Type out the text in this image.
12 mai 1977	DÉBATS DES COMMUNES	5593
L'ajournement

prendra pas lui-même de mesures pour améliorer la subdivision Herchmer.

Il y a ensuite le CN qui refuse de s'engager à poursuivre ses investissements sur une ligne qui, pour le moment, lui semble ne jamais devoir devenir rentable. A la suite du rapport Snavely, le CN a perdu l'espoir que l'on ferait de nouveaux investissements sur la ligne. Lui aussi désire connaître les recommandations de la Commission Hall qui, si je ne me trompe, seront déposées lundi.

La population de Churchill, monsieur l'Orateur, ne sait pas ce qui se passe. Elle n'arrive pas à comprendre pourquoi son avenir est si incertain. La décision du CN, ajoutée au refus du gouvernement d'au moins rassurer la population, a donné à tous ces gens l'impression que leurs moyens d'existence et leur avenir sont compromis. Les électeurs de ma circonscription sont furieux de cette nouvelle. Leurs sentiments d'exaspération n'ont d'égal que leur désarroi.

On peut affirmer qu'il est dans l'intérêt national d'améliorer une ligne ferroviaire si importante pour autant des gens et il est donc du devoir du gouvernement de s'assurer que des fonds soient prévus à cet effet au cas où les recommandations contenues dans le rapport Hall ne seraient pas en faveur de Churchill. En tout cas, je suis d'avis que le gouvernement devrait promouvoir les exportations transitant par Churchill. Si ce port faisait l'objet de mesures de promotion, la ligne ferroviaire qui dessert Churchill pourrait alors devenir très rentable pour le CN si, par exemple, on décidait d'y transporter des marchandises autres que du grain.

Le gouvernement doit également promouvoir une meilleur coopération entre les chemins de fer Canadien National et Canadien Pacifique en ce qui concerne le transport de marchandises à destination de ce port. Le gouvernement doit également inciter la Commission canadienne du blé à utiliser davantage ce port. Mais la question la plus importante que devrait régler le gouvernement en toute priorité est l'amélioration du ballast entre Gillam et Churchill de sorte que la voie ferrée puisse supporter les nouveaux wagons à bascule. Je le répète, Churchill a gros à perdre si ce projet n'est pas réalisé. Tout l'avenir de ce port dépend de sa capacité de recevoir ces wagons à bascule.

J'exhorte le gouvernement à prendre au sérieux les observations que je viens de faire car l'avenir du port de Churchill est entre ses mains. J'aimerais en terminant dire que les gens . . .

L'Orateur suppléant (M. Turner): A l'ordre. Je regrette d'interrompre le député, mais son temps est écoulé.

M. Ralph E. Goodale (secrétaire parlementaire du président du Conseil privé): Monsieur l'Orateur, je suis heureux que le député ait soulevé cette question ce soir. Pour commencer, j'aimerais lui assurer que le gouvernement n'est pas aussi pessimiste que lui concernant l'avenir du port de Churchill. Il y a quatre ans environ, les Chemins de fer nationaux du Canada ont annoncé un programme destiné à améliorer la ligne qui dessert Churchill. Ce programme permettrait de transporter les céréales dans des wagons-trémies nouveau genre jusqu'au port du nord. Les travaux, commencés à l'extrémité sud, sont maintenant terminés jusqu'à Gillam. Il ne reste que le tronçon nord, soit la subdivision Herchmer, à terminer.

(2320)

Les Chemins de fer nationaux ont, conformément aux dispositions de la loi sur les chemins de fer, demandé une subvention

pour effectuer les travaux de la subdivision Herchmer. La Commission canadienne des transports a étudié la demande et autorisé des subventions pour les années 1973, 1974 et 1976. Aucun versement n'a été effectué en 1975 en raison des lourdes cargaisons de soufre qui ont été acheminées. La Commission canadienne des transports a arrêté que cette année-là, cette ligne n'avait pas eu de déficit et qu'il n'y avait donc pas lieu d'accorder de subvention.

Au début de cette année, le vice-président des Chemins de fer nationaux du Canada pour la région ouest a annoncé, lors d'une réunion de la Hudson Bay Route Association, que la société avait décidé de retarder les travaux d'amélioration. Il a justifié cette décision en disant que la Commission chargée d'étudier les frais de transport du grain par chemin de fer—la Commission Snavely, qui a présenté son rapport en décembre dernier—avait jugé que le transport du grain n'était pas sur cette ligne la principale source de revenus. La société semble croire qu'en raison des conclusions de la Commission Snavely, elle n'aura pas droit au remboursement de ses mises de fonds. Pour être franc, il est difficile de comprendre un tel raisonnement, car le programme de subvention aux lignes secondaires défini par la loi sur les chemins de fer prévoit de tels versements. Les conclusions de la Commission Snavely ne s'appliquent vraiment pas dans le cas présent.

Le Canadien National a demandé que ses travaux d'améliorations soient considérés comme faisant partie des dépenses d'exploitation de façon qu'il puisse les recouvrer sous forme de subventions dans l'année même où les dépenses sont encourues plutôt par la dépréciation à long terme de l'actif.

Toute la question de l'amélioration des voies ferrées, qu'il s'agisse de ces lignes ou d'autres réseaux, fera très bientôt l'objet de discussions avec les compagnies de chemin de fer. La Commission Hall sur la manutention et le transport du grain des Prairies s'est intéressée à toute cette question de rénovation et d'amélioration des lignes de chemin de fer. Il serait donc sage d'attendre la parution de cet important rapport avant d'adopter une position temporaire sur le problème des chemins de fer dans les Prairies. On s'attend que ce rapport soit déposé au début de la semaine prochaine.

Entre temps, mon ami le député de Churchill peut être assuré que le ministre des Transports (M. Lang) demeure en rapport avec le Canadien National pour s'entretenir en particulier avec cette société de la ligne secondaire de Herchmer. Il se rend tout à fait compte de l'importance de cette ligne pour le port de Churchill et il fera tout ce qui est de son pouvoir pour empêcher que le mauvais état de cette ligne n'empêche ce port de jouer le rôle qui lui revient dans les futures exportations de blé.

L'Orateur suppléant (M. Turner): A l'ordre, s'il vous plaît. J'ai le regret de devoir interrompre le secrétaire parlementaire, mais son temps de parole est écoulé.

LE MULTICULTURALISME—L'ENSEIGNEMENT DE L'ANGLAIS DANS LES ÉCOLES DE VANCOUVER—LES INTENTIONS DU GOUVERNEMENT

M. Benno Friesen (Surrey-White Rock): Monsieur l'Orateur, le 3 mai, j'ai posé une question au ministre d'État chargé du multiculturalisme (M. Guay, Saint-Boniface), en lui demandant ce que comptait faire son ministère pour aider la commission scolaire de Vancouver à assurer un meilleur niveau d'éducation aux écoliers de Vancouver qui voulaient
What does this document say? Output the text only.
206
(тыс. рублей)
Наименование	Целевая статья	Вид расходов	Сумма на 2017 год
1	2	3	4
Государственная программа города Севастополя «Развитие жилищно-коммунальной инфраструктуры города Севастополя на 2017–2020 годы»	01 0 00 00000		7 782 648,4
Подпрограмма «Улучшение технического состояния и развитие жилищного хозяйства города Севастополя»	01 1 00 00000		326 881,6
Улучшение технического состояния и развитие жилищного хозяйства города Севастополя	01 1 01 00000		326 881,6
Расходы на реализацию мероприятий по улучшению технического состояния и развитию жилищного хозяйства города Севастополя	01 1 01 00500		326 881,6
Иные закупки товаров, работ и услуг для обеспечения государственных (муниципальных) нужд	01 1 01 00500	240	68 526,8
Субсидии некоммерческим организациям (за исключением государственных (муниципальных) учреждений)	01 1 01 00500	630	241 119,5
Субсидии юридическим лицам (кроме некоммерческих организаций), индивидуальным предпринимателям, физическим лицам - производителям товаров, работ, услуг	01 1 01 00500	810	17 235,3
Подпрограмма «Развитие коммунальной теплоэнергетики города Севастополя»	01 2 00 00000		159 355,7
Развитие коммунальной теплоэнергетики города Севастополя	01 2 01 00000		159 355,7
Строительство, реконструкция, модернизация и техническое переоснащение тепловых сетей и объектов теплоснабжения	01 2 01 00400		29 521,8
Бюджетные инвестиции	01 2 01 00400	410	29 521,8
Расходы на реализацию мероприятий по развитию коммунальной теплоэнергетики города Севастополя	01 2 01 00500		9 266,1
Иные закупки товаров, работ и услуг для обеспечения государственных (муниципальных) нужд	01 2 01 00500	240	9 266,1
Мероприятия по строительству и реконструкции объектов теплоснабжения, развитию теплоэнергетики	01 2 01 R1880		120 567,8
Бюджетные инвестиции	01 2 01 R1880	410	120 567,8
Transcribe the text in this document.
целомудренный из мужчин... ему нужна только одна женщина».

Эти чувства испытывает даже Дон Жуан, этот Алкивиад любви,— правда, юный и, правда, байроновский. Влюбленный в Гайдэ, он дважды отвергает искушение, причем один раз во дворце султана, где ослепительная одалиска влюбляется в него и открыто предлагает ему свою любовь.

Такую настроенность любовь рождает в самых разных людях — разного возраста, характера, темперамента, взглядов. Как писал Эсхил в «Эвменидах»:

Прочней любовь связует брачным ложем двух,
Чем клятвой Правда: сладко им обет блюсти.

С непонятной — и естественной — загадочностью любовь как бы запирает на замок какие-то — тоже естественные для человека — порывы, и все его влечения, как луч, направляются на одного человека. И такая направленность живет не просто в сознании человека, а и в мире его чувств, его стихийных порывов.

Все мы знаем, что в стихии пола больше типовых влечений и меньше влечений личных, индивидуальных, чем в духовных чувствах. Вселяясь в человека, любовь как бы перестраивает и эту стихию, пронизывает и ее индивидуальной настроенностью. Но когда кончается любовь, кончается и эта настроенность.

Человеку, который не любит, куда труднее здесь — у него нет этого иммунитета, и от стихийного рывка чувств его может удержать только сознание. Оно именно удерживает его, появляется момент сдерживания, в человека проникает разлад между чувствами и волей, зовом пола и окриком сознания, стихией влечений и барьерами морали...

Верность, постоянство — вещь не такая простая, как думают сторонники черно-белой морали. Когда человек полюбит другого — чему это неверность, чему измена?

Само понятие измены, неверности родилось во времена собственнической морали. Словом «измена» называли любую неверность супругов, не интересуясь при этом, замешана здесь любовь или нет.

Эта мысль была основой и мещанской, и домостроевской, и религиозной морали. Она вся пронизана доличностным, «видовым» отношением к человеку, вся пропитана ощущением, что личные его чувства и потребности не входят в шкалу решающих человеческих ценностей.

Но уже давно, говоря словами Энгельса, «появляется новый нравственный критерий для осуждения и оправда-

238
******
Each line in the data that holds the string "объектов" should be found and copied.

* **Answer to this problem**:
Строительство, реконструкция, модернизация и техническое переоснащение тепловых сетей и объектов теплоснабжения	01 2 01 00400		29 521,8
Мероприятия по строительству и реконструкции объектов теплоснабжения, развитию теплоэнергетики	01 2 01 R1880		120 567,8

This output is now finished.